* Exercise directions: Quote every line as given.

Source data
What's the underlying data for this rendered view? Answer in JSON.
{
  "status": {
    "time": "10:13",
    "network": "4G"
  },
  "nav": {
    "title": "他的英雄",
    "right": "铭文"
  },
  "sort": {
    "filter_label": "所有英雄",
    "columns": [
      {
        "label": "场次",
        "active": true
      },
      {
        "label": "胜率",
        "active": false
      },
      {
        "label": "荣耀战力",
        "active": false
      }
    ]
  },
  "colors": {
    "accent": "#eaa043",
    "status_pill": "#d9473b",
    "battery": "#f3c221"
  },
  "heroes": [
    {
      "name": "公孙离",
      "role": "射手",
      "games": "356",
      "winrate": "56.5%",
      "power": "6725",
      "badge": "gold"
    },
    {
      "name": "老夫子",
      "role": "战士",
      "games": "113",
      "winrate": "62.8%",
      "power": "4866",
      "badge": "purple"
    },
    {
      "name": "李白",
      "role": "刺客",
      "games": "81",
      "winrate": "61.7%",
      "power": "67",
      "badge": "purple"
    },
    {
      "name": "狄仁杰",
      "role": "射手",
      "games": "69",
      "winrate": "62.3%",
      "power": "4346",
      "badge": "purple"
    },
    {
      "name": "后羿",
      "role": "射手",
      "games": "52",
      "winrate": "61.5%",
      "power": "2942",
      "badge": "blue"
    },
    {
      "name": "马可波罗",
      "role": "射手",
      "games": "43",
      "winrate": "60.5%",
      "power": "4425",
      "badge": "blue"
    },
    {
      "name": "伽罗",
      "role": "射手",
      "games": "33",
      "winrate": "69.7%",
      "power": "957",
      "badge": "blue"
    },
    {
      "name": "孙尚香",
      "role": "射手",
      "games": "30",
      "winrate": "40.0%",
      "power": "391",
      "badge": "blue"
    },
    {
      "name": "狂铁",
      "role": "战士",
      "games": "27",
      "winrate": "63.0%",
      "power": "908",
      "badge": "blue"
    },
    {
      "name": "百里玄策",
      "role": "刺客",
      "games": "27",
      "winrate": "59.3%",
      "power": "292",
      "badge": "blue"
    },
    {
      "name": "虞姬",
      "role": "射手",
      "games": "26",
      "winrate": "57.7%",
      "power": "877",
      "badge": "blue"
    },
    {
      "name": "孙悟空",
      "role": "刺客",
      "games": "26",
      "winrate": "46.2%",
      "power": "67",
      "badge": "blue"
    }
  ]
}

* Reply to the task:
What's the underlying data for this rendered view? Answer in JSON.
{
  "status": {
    "time": "10:13",
    "network": "4G"
  },
  "nav": {
    "title": "他的英雄",
    "right": "铭文"
  },
  "sort": {
    "filter_label": "所有英雄",
    "columns": [
      {
        "label": "场次",
        "active": true
      },
      {
        "label": "胜率",
        "active": false
      },
      {
        "label": "荣耀战力",
        "active": false
      }
    ]
  },
  "colors": {
    "accent": "#eaa043",
    "status_pill": "#d9473b",
    "battery": "#f3c221"
  },
  "heroes": [
    {
      "name": "公孙离",
      "role": "射手",
      "games": "356",
      "winrate": "56.5%",
      "power": "6725",
      "badge": "gold"
    },
    {
      "name": "老夫子",
      "role": "战士",
      "games": "113",
      "winrate": "62.8%",
      "power": "4866",
      "badge": "purple"
    },
    {
      "name": "李白",
      "role": "刺客",
      "games": "81",
      "winrate": "61.7%",
      "power": "67",
      "badge": "purple"
    },
    {
      "name": "狄仁杰",
      "role": "射手",
      "games": "69",
      "winrate": "62.3%",
      "power": "4346",
      "badge": "purple"
    },
    {
      "name": "后羿",
      "role": "射手",
      "games": "52",
      "winrate": "61.5%",
      "power": "2942",
      "badge": "blue"
    },
    {
      "name": "马可波罗",
      "role": "射手",
      "games": "43",
      "winrate": "60.5%",
      "power": "4425",
      "badge": "blue"
    },
    {
      "name": "伽罗",
      "role": "射手",
      "games": "33",
      "winrate": "69.7%",
      "power": "957",
      "badge": "blue"
    },
    {
      "name": "孙尚香",
      "role": "射手",
      "games": "30",
      "winrate": "40.0%",
      "power": "391",
      "badge": "blue"
    },
    {
      "name": "狂铁",
      "role": "战士",
      "games": "27",
      "winrate": "63.0%",
      "power": "908",
      "badge": "blue"
    },
    {
      "name": "百里玄策",
      "role": "刺客",
      "games": "27",
      "winrate": "59.3%",
      "power": "292",
      "badge": "blue"
    },
    {
      "name": "虞姬",
      "role": "射手",
      "games": "26",
      "winrate": "57.7%",
      "power": "877",
      "badge": "blue"
    },
    {
      "name": "孙悟空",
      "role": "刺客",
      "games": "26",
      "winrate": "46.2%",
      "power": "67",
      "badge": "blue"
    }
  ]
}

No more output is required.